═══ GEZEIGTER TEXTAUSZUG

Ob es dem KIT gelingen wird, den Elite-Titel (nach 2006) zum zweiten Mal zu holen, ist bei dieser Konkurrenz also höchst fraglich. Im übrigen ist dieser Titel wissenschaftlich nur von marginaler Bedeutung. (Im Ausland zählt er rein gar nichts). Der schöne Titel "Elite" wärmt vorzugsweise die Herzen der Uni-Präsidenten und der Stadtoberen. Für die Forscher ist das Ansehen ihrer eigenen Arbeitsgruppe der einzig wichtige Gradmesser.


Fazit

Der Exzellenz-Wettbewerb mit 71 Juroren  (darunter 32 Bundes- und Landesminister) und einer mehrjährigen Vorlaufzeit ist ein hochkomplexes, bürokratisches Verfahren, das so nur in Deutschland zur Anwendung kommt. In den USA ergibt sich die Exzellenz der Elite-Universitäten, wie Harvard, MIT, Stanford und Caltech etc. schlicht aus der Anzahl ihrer Nobelpreisträger. Das MIT - Namensgeber des KIT - hat deren stolze 80!

══════
═══ BEREITGESTELLTES MATERIAL

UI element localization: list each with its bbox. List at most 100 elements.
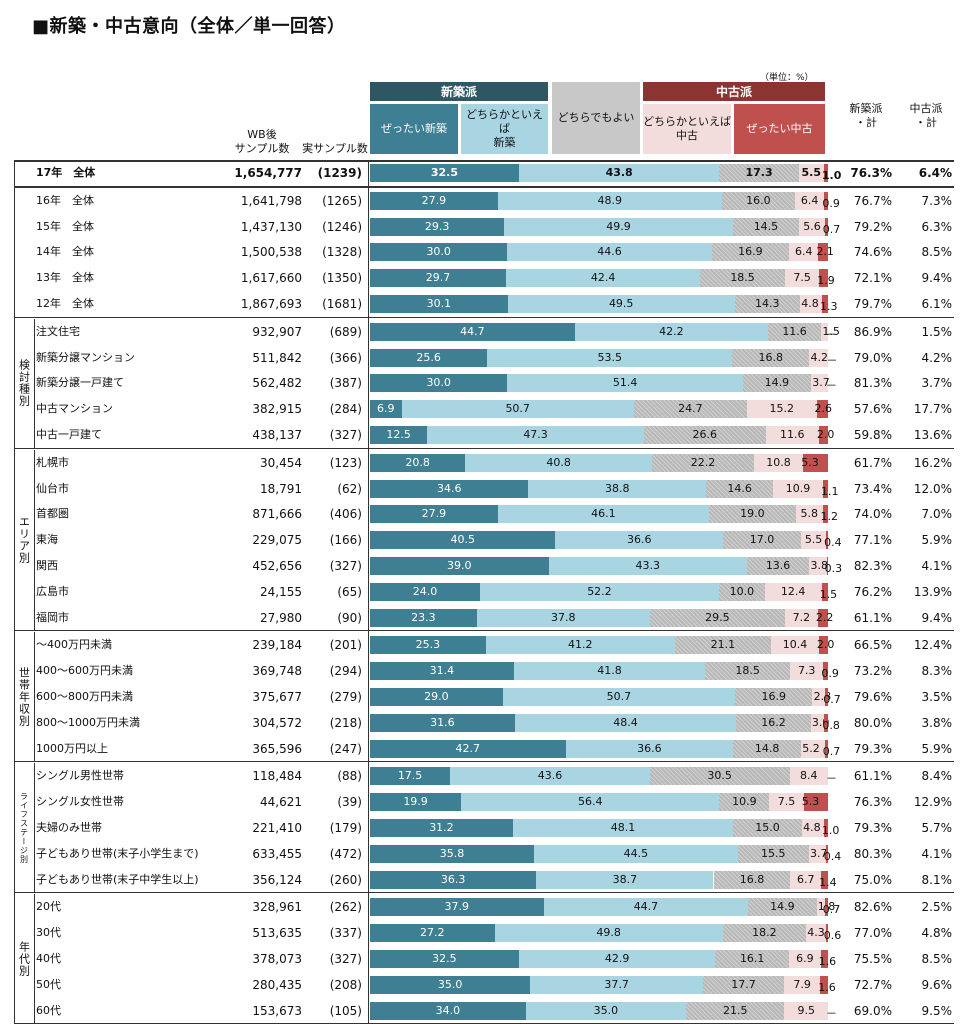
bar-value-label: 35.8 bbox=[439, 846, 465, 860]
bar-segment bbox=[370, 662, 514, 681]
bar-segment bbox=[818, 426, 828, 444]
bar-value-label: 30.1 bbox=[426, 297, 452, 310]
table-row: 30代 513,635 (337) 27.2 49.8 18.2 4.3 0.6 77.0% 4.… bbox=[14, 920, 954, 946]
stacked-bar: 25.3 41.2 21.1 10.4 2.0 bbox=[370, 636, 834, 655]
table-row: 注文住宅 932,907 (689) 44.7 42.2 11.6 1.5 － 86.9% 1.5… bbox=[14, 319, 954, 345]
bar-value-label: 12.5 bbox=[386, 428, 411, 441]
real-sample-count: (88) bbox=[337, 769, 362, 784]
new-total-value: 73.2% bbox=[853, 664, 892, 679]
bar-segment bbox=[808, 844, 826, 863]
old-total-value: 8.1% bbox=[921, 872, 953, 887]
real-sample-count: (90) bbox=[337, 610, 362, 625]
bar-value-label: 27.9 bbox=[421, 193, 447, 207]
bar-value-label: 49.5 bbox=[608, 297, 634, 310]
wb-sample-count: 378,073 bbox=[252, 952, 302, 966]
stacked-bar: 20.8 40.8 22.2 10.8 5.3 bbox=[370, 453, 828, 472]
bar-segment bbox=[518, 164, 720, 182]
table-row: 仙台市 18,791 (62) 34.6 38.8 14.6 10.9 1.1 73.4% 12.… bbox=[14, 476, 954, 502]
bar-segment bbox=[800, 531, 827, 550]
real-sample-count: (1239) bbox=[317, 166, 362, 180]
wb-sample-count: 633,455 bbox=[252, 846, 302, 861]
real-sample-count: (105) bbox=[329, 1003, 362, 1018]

══════

AUFGABEN:
1. Gib aus dem Text über das KIT und den Exzellenz-Wettbewerb die Stelle zwischen „Der Exzellenz-Wettbewerb mit“ und „deren stolze 80!“ einschließlich wortgetreu aus.
2. Wie viele Juroren hat der Exzellenz-Wettbewerb laut dem Text über das KIT?
3. Schreib den Text über das KIT und den Exzellenz-Wettbewerb nach seinem letzten Satz weiter.

ANTWORTEN:
1.
Der Exzellenz-Wettbewerb mit 71 Juroren  (darunter 32 Bundes- und Landesminister) und einer mehrjährigen Vorlaufzeit ist ein hochkomplexes, bürokratisches Verfahren, das so nur in Deutschland zur Anwendung kommt. In den USA ergibt sich die Exzellenz der Elite-Universitäten, wie Harvard, MIT, Stanford und Caltech etc. schlicht aus der Anzahl ihrer Nobelpreisträger. Das MIT - Namensgeber des KIT - hat deren stolze 80!

2. 71 Juroren, darunter 32 Bundes- und Landesminister.

3.
Betrachtet man das bescheidene Abschneiden des KIT mit vier halben Clustern, dann stellt sich die Frage, ob sich der ganze Aufwand bei seiner Gründung im Jahr 2006 gelohnt hat. Damals wurde (insbesondere durch den Geschäftsführer Popp) ein ungeheurer publizistischer Hype erzeugt bei der Fusionierung der traditionsreichen Forschungsunternehmen KfK und TH zu KIT. Nun stellt sich heraus, dass dieser Riesenbetrieb von 9.000 wissenschaftlich-technischen Mitarbeiter bei der Exzellenzinitiative sogar von der kleinen, aber feinen Uni Tübingen überrundet wird.

Wie hat doch schon Goethe gesagt:
"Getretener Quark wird breit, nicht stark".